::: Entries
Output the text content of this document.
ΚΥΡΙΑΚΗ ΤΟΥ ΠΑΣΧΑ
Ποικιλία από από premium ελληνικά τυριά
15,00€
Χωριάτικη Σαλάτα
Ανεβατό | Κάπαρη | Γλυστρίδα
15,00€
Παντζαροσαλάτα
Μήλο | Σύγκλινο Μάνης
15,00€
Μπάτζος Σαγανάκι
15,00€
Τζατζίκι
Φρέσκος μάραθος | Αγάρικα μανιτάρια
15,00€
::::::
Exercise details:
Return every line exactly.

Solution to this task:
Output the text content of this document.
ΚΥΡΙΑΚΗ ΤΟΥ ΠΑΣΧΑ
Ποικιλία από από premium ελληνικά τυριά
15,00€
Χωριάτικη Σαλάτα
Ανεβατό | Κάπαρη | Γλυστρίδα
15,00€
Παντζαροσαλάτα
Μήλο | Σύγκλινο Μάνης
15,00€
Μπάτζος Σαγανάκι
15,00€
Τζατζίκι
Φρέσκος μάραθος | Αγάρικα μανιτάρια
15,00€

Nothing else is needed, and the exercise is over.